_STATED EXERCISE_.
Can you rewrite every row below with "interactable" changed to "clickable", keeping everything else the same and leaving the pictures out?
start GIVEN DATA
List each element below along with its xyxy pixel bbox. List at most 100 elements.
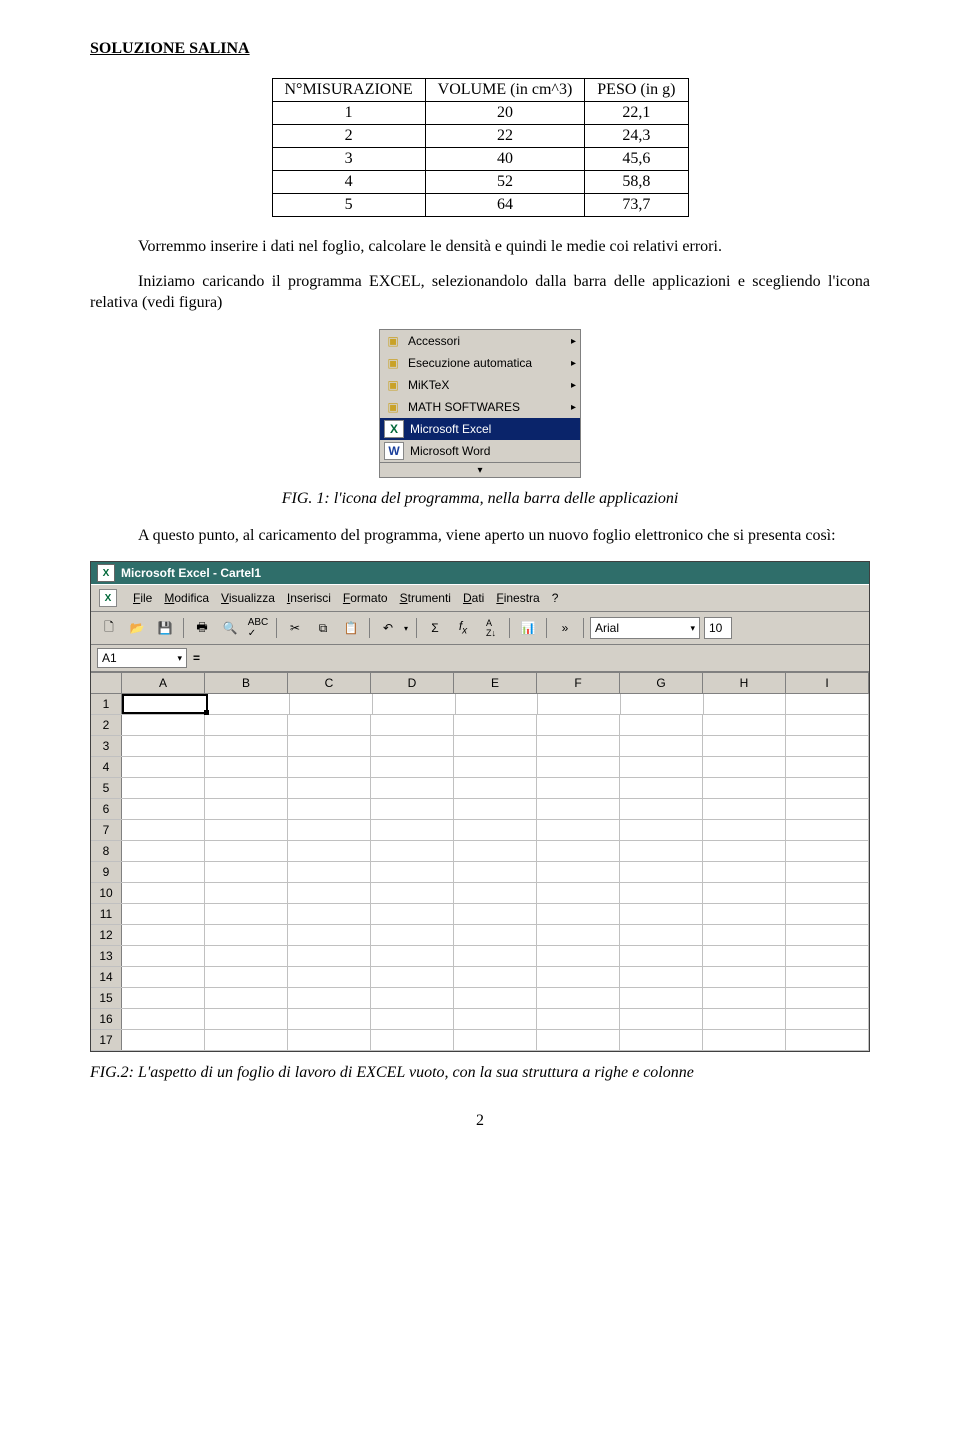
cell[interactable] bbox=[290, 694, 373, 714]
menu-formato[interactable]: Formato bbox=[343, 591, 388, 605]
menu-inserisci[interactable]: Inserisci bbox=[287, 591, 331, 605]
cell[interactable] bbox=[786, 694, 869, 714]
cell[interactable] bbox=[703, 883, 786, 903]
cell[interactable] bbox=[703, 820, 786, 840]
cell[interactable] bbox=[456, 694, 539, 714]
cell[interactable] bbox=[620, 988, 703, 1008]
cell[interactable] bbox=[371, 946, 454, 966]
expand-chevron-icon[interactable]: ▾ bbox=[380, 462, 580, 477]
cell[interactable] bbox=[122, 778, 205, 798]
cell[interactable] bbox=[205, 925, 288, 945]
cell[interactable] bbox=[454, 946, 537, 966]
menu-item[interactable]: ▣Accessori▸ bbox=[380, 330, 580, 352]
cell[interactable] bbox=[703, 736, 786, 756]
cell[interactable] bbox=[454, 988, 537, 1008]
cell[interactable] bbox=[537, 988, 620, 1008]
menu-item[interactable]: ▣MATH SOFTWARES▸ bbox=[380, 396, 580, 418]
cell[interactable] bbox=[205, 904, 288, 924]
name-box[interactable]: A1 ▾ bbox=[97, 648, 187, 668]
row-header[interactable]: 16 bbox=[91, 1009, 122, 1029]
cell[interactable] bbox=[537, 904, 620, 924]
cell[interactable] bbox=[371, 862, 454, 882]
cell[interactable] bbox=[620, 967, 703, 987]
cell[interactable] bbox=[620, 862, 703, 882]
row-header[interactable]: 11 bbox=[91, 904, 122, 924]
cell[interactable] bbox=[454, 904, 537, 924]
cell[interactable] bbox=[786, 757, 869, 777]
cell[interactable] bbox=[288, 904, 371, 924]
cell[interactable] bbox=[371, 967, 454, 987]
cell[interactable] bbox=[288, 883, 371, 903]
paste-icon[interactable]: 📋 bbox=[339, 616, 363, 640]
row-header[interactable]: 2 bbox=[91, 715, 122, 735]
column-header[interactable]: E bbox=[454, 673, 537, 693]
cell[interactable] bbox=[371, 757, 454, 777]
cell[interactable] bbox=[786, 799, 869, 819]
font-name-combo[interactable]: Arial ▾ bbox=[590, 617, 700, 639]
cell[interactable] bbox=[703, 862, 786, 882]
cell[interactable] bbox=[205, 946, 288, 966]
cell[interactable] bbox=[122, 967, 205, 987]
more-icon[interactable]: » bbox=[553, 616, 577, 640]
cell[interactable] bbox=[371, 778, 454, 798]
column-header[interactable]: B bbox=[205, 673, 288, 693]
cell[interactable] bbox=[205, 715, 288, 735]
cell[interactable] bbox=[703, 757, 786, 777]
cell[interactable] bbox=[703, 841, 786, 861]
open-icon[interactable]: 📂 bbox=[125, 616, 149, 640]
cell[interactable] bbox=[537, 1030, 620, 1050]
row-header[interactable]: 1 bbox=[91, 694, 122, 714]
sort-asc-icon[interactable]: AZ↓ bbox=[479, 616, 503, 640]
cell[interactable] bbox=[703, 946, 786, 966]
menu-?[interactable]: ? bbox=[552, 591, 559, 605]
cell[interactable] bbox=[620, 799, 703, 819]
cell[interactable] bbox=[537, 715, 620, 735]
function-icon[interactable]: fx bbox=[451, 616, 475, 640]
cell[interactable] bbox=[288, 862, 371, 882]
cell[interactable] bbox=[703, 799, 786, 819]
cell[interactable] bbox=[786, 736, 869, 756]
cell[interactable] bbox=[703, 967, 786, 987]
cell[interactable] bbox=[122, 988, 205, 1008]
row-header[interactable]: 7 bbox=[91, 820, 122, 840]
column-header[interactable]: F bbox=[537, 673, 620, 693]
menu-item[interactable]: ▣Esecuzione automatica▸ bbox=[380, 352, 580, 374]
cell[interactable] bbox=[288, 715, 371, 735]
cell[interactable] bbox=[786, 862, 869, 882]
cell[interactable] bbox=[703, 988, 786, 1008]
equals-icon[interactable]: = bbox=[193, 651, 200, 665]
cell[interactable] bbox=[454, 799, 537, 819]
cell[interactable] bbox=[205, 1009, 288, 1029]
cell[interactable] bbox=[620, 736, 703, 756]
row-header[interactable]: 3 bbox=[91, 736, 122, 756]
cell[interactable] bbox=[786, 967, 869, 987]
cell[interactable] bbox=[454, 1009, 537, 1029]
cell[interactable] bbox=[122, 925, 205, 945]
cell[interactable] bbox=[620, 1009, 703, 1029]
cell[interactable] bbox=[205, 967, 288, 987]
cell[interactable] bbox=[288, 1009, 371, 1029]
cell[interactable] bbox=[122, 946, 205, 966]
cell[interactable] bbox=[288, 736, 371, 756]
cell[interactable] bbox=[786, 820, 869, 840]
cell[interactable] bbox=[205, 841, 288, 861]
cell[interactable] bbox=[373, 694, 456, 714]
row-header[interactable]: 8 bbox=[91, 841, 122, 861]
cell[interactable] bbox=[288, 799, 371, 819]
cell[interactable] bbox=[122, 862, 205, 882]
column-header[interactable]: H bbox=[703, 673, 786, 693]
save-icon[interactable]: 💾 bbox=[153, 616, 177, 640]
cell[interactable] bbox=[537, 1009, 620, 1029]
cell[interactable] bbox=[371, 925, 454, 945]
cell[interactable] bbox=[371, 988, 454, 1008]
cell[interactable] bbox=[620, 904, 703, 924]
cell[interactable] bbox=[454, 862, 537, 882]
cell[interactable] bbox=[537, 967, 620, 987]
end GIVEN DATA
_EXPECTED ANSWER_.
List each element below along with its xyxy pixel bbox. List at most 100 elements.
cell[clickable] bbox=[290, 694, 373, 714]
menu-formato[clickable]: Formato bbox=[343, 591, 388, 605]
menu-inserisci[clickable]: Inserisci bbox=[287, 591, 331, 605]
cell[clickable] bbox=[786, 694, 869, 714]
cell[clickable] bbox=[703, 883, 786, 903]
cell[clickable] bbox=[703, 820, 786, 840]
cell[clickable] bbox=[456, 694, 539, 714]
cell[clickable] bbox=[620, 988, 703, 1008]
cell[clickable] bbox=[371, 946, 454, 966]
expand-chevron-icon[clickable]: ▾ bbox=[380, 462, 580, 477]
cell[clickable] bbox=[122, 778, 205, 798]
cell[clickable] bbox=[205, 925, 288, 945]
cell[clickable] bbox=[454, 946, 537, 966]
menu-item[clickable]: ▣Accessori▸ bbox=[380, 330, 580, 352]
cell[clickable] bbox=[703, 736, 786, 756]
cell[clickable] bbox=[454, 988, 537, 1008]
cell[clickable] bbox=[537, 988, 620, 1008]
menu-item[clickable]: ▣MATH SOFTWARES▸ bbox=[380, 396, 580, 418]
cell[clickable] bbox=[205, 904, 288, 924]
name-box[clickable]: A1 ▾ bbox=[97, 648, 187, 668]
row-header[clickable]: 16 bbox=[91, 1009, 122, 1029]
cell[clickable] bbox=[537, 904, 620, 924]
cell[clickable] bbox=[371, 862, 454, 882]
cell[clickable] bbox=[620, 967, 703, 987]
cell[clickable] bbox=[620, 862, 703, 882]
row-header[clickable]: 11 bbox=[91, 904, 122, 924]
cell[clickable] bbox=[454, 904, 537, 924]
cell[clickable] bbox=[786, 757, 869, 777]
cell[clickable] bbox=[288, 904, 371, 924]
cell[clickable] bbox=[371, 967, 454, 987]
cell[clickable] bbox=[288, 883, 371, 903]
paste-icon[clickable]: 📋 bbox=[339, 616, 363, 640]
row-header[clickable]: 2 bbox=[91, 715, 122, 735]
column-header[clickable]: E bbox=[454, 673, 537, 693]
cell[clickable] bbox=[371, 757, 454, 777]
cell[clickable] bbox=[786, 799, 869, 819]
font-name-combo[clickable]: Arial ▾ bbox=[590, 617, 700, 639]
cell[clickable] bbox=[703, 862, 786, 882]
cell[clickable] bbox=[205, 946, 288, 966]
cell[clickable] bbox=[122, 967, 205, 987]
more-icon[clickable]: » bbox=[553, 616, 577, 640]
cell[clickable] bbox=[371, 778, 454, 798]
column-header[clickable]: B bbox=[205, 673, 288, 693]
cell[clickable] bbox=[205, 715, 288, 735]
cell[clickable] bbox=[703, 757, 786, 777]
cell[clickable] bbox=[703, 841, 786, 861]
open-icon[clickable]: 📂 bbox=[125, 616, 149, 640]
cell[clickable] bbox=[537, 1030, 620, 1050]
row-header[clickable]: 1 bbox=[91, 694, 122, 714]
sort-asc-icon[clickable]: AZ↓ bbox=[479, 616, 503, 640]
cell[clickable] bbox=[703, 946, 786, 966]
menu-?[clickable]: ? bbox=[552, 591, 559, 605]
cell[clickable] bbox=[620, 799, 703, 819]
cell[clickable] bbox=[537, 715, 620, 735]
function-icon[clickable]: fx bbox=[451, 616, 475, 640]
cell[clickable] bbox=[288, 862, 371, 882]
cell[clickable] bbox=[703, 799, 786, 819]
cell[clickable] bbox=[786, 736, 869, 756]
cell[clickable] bbox=[703, 967, 786, 987]
cell[clickable] bbox=[122, 988, 205, 1008]
row-header[clickable]: 7 bbox=[91, 820, 122, 840]
column-header[clickable]: F bbox=[537, 673, 620, 693]
menu-item[clickable]: ▣Esecuzione automatica▸ bbox=[380, 352, 580, 374]
cell[clickable] bbox=[288, 715, 371, 735]
cell[clickable] bbox=[786, 862, 869, 882]
cell[clickable] bbox=[703, 988, 786, 1008]
equals-icon[clickable]: = bbox=[193, 651, 200, 665]
cell[clickable] bbox=[454, 799, 537, 819]
cell[clickable] bbox=[205, 1009, 288, 1029]
cell[clickable] bbox=[620, 736, 703, 756]
row-header[clickable]: 3 bbox=[91, 736, 122, 756]
cell[clickable] bbox=[786, 967, 869, 987]
cell[clickable] bbox=[454, 1009, 537, 1029]
cell[clickable] bbox=[122, 925, 205, 945]
cell[clickable] bbox=[620, 1009, 703, 1029]
cell[clickable] bbox=[205, 967, 288, 987]
cell[clickable] bbox=[288, 1009, 371, 1029]
cell[clickable] bbox=[122, 946, 205, 966]
cell[clickable] bbox=[288, 736, 371, 756]
cell[clickable] bbox=[786, 820, 869, 840]
cell[clickable] bbox=[205, 841, 288, 861]
cell[clickable] bbox=[373, 694, 456, 714]
row-header[clickable]: 8 bbox=[91, 841, 122, 861]
cell[clickable] bbox=[288, 799, 371, 819]
cell[clickable] bbox=[122, 862, 205, 882]
column-header[clickable]: H bbox=[703, 673, 786, 693]
save-icon[clickable]: 💾 bbox=[153, 616, 177, 640]
cell[clickable] bbox=[537, 1009, 620, 1029]
cell[clickable] bbox=[371, 925, 454, 945]
cell[clickable] bbox=[371, 988, 454, 1008]
cell[clickable] bbox=[620, 904, 703, 924]
cell[clickable] bbox=[454, 862, 537, 882]
cell[clickable] bbox=[537, 967, 620, 987]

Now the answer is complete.